Job ▸ Find every line in the records below that holds the word "favorites" and copy it.

Task input ▸
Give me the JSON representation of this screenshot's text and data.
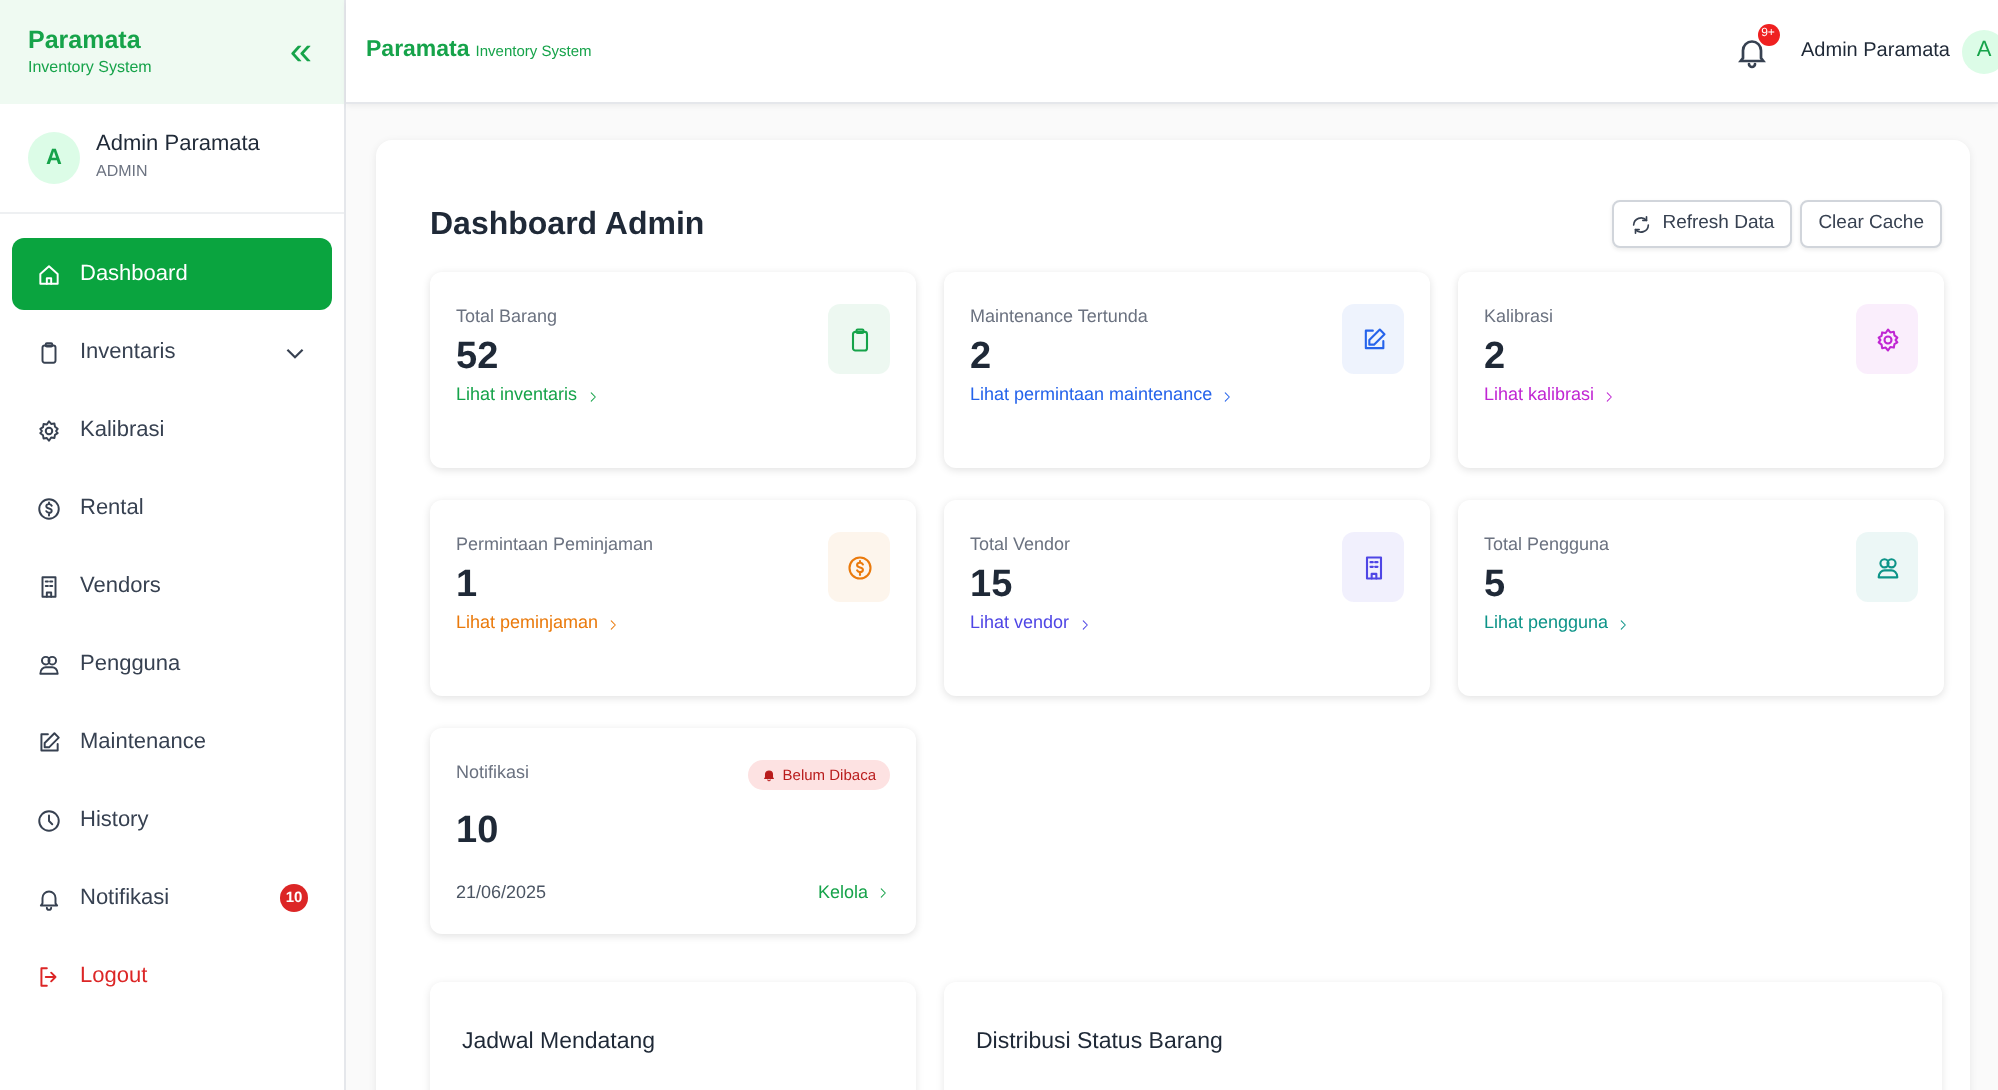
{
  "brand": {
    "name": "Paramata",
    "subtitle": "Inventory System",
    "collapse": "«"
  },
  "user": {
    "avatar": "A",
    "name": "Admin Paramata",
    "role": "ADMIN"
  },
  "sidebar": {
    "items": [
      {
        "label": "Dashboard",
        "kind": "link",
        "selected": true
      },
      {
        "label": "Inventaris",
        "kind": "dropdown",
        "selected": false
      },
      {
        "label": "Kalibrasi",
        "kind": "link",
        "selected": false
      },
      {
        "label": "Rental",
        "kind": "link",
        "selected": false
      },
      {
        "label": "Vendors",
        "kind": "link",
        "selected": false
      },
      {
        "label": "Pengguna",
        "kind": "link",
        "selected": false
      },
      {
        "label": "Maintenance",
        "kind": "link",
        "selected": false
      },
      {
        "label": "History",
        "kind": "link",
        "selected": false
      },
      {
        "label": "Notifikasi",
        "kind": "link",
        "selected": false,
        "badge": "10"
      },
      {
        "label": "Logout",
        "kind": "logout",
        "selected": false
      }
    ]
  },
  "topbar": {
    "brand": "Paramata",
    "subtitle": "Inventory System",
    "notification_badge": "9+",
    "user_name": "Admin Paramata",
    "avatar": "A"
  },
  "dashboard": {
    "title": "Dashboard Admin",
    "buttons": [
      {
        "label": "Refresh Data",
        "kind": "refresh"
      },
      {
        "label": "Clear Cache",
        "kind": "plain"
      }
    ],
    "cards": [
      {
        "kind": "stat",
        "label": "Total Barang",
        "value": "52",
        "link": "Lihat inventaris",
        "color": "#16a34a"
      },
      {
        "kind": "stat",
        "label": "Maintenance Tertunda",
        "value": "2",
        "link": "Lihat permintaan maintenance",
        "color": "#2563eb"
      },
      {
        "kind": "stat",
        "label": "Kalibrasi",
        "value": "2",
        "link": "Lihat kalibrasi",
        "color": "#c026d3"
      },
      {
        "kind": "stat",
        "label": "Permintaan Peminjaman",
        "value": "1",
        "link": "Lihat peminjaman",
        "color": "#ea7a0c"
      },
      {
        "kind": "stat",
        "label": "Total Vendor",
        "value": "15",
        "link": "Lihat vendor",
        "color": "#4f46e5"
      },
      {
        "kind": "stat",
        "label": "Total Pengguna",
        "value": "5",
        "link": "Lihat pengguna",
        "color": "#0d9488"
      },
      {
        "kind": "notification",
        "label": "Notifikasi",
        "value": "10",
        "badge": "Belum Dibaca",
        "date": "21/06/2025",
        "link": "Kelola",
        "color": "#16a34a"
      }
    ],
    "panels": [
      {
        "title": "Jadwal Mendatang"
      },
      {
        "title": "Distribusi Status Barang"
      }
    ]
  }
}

...

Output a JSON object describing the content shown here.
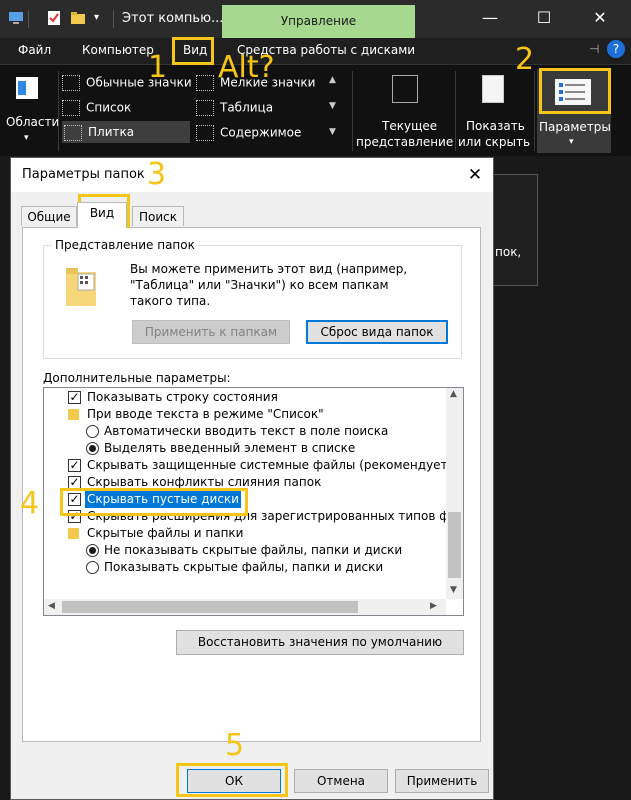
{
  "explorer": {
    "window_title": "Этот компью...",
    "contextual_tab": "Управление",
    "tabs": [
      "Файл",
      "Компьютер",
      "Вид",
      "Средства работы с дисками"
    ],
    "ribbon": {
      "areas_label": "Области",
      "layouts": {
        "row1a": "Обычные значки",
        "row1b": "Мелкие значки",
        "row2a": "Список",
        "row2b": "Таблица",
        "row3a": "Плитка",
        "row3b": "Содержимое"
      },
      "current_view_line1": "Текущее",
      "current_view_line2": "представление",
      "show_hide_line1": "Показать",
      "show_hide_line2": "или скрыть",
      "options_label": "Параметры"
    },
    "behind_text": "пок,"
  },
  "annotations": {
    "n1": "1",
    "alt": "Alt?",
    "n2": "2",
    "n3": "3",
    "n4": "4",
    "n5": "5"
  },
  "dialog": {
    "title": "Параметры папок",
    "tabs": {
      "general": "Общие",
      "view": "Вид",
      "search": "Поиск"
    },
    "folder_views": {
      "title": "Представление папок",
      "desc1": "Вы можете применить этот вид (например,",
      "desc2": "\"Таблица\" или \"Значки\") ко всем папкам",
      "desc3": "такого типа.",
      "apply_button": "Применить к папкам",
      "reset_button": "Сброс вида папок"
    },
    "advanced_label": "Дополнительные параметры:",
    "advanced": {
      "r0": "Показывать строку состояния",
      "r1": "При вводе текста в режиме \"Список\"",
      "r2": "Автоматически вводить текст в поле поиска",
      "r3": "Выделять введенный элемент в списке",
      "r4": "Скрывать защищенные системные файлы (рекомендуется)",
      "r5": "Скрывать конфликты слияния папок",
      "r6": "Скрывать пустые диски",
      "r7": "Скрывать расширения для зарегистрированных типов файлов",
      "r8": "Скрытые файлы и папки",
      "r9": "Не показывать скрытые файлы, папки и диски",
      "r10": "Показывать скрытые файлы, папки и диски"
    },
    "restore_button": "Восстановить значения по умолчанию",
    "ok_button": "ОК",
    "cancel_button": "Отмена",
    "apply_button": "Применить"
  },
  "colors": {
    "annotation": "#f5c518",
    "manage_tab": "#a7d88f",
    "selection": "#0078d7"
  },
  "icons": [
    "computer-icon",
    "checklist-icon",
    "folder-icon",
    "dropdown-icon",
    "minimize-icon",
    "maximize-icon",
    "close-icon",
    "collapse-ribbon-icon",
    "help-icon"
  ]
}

---

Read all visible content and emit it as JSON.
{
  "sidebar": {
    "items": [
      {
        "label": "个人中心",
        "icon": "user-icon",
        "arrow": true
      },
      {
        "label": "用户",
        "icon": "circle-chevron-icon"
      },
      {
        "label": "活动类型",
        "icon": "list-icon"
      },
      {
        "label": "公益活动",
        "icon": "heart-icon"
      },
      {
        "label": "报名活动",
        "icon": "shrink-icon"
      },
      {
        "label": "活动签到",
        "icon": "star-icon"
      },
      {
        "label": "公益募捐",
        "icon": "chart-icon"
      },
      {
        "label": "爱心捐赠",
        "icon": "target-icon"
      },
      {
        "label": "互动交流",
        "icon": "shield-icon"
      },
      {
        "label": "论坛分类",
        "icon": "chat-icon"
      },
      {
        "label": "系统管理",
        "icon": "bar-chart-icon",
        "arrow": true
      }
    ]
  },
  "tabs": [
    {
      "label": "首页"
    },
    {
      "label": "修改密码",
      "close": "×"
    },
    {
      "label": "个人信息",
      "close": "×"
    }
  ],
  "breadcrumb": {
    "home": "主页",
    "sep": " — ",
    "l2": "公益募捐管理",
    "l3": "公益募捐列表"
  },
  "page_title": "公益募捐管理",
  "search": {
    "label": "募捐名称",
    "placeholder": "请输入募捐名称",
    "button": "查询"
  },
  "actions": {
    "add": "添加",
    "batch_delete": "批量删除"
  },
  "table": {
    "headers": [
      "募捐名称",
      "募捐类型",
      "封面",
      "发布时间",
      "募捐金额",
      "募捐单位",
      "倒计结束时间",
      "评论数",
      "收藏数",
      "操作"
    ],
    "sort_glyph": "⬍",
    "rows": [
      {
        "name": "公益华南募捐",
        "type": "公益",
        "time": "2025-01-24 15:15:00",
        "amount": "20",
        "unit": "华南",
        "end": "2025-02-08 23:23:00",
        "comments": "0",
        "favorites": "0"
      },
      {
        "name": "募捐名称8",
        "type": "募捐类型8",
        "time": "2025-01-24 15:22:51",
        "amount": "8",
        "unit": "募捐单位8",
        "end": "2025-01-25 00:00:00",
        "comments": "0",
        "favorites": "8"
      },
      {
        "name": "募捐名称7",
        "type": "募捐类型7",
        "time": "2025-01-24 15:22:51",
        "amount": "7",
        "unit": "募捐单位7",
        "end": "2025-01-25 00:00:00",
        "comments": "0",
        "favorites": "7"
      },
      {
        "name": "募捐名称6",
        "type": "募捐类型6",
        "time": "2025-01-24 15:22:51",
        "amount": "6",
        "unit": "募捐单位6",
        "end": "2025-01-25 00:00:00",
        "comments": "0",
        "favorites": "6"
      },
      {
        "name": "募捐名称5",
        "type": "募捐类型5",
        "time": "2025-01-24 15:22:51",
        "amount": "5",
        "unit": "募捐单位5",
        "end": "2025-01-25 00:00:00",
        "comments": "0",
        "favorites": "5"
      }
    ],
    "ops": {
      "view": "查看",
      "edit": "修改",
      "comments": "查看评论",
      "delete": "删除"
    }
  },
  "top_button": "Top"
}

Output below ▸
        "favorites": "0"
        "favorites": "8"
        "favorites": "7"
        "favorites": "6"
        "favorites": "5"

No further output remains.